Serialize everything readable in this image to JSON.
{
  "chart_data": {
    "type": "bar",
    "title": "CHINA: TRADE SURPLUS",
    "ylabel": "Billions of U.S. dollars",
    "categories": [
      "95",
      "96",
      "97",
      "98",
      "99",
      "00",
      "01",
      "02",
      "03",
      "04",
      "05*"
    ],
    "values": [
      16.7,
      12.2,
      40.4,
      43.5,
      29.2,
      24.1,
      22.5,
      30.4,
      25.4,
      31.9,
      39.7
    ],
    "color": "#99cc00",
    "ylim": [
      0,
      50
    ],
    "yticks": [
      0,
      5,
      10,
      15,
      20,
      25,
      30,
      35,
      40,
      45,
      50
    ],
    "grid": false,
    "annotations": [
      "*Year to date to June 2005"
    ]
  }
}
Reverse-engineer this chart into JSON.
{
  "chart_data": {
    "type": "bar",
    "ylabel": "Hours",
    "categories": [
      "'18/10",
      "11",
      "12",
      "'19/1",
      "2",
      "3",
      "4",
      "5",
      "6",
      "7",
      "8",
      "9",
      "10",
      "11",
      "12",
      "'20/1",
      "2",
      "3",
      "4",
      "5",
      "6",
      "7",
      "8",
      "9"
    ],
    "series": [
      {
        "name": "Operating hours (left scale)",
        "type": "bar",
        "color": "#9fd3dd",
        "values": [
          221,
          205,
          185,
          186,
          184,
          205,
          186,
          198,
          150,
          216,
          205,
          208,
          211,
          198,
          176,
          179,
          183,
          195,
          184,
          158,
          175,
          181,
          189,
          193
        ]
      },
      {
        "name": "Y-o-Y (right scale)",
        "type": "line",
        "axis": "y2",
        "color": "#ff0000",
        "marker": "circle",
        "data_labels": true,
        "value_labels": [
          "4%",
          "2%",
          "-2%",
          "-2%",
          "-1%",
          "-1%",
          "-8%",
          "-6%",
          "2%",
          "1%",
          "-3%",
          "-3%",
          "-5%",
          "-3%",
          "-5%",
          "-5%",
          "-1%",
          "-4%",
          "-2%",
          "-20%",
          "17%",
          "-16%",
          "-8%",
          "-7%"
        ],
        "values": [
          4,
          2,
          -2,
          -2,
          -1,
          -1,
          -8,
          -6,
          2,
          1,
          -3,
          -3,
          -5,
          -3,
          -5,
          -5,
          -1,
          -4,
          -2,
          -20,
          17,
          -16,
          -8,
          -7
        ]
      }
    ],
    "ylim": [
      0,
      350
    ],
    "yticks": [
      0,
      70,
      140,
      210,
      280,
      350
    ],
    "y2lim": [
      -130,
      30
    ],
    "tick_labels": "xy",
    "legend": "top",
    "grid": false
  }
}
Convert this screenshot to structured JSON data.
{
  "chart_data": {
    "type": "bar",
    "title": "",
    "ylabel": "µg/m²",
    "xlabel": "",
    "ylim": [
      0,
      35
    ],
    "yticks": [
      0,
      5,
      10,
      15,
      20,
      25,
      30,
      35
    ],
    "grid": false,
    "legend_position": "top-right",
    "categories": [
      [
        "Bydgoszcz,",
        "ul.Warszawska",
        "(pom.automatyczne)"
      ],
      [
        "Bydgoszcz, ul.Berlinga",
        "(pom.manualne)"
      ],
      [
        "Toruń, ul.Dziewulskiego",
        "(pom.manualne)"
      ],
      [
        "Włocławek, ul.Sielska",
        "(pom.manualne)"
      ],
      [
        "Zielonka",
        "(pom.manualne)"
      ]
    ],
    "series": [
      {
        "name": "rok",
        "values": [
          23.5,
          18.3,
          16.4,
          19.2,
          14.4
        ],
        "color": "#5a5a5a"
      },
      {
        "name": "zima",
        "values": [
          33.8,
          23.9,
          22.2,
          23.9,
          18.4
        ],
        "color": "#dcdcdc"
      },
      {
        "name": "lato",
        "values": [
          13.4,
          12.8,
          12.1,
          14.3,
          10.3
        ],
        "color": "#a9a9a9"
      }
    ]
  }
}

== WHAT YOU NEED TO DO ==
Every record above needs to be repeated word for word.

== ANSWER TO THE PROBLEM ==
Serialize everything readable in this image to JSON.
{
  "chart_data": {
    "type": "bar",
    "title": "CHINA: TRADE SURPLUS",
    "ylabel": "Billions of U.S. dollars",
    "categories": [
      "95",
      "96",
      "97",
      "98",
      "99",
      "00",
      "01",
      "02",
      "03",
      "04",
      "05*"
    ],
    "values": [
      16.7,
      12.2,
      40.4,
      43.5,
      29.2,
      24.1,
      22.5,
      30.4,
      25.4,
      31.9,
      39.7
    ],
    "color": "#99cc00",
    "ylim": [
      0,
      50
    ],
    "yticks": [
      0,
      5,
      10,
      15,
      20,
      25,
      30,
      35,
      40,
      45,
      50
    ],
    "grid": false,
    "annotations": [
      "*Year to date to June 2005"
    ]
  }
}
Reverse-engineer this chart into JSON.
{
  "chart_data": {
    "type": "bar",
    "ylabel": "Hours",
    "categories": [
      "'18/10",
      "11",
      "12",
      "'19/1",
      "2",
      "3",
      "4",
      "5",
      "6",
      "7",
      "8",
      "9",
      "10",
      "11",
      "12",
      "'20/1",
      "2",
      "3",
      "4",
      "5",
      "6",
      "7",
      "8",
      "9"
    ],
    "series": [
      {
        "name": "Operating hours (left scale)",
        "type": "bar",
        "color": "#9fd3dd",
        "values": [
          221,
          205,
          185,
          186,
          184,
          205,
          186,
          198,
          150,
          216,
          205,
          208,
          211,
          198,
          176,
          179,
          183,
          195,
          184,
          158,
          175,
          181,
          189,
          193
        ]
      },
      {
        "name": "Y-o-Y (right scale)",
        "type": "line",
        "axis": "y2",
        "color": "#ff0000",
        "marker": "circle",
        "data_labels": true,
        "value_labels": [
          "4%",
          "2%",
          "-2%",
          "-2%",
          "-1%",
          "-1%",
          "-8%",
          "-6%",
          "2%",
          "1%",
          "-3%",
          "-3%",
          "-5%",
          "-3%",
          "-5%",
          "-5%",
          "-1%",
          "-4%",
          "-2%",
          "-20%",
          "17%",
          "-16%",
          "-8%",
          "-7%"
        ],
        "values": [
          4,
          2,
          -2,
          -2,
          -1,
          -1,
          -8,
          -6,
          2,
          1,
          -3,
          -3,
          -5,
          -3,
          -5,
          -5,
          -1,
          -4,
          -2,
          -20,
          17,
          -16,
          -8,
          -7
        ]
      }
    ],
    "ylim": [
      0,
      350
    ],
    "yticks": [
      0,
      70,
      140,
      210,
      280,
      350
    ],
    "y2lim": [
      -130,
      30
    ],
    "tick_labels": "xy",
    "legend": "top",
    "grid": false
  }
}
Convert this screenshot to structured JSON data.
{
  "chart_data": {
    "type": "bar",
    "title": "",
    "ylabel": "µg/m²",
    "xlabel": "",
    "ylim": [
      0,
      35
    ],
    "yticks": [
      0,
      5,
      10,
      15,
      20,
      25,
      30,
      35
    ],
    "grid": false,
    "legend_position": "top-right",
    "categories": [
      [
        "Bydgoszcz,",
        "ul.Warszawska",
        "(pom.automatyczne)"
      ],
      [
        "Bydgoszcz, ul.Berlinga",
        "(pom.manualne)"
      ],
      [
        "Toruń, ul.Dziewulskiego",
        "(pom.manualne)"
      ],
      [
        "Włocławek, ul.Sielska",
        "(pom.manualne)"
      ],
      [
        "Zielonka",
        "(pom.manualne)"
      ]
    ],
    "series": [
      {
        "name": "rok",
        "values": [
          23.5,
          18.3,
          16.4,
          19.2,
          14.4
        ],
        "color": "#5a5a5a"
      },
      {
        "name": "zima",
        "values": [
          33.8,
          23.9,
          22.2,
          23.9,
          18.4
        ],
        "color": "#dcdcdc"
      },
      {
        "name": "lato",
        "values": [
          13.4,
          12.8,
          12.1,
          14.3,
          10.3
        ],
        "color": "#a9a9a9"
      }
    ]
  }
}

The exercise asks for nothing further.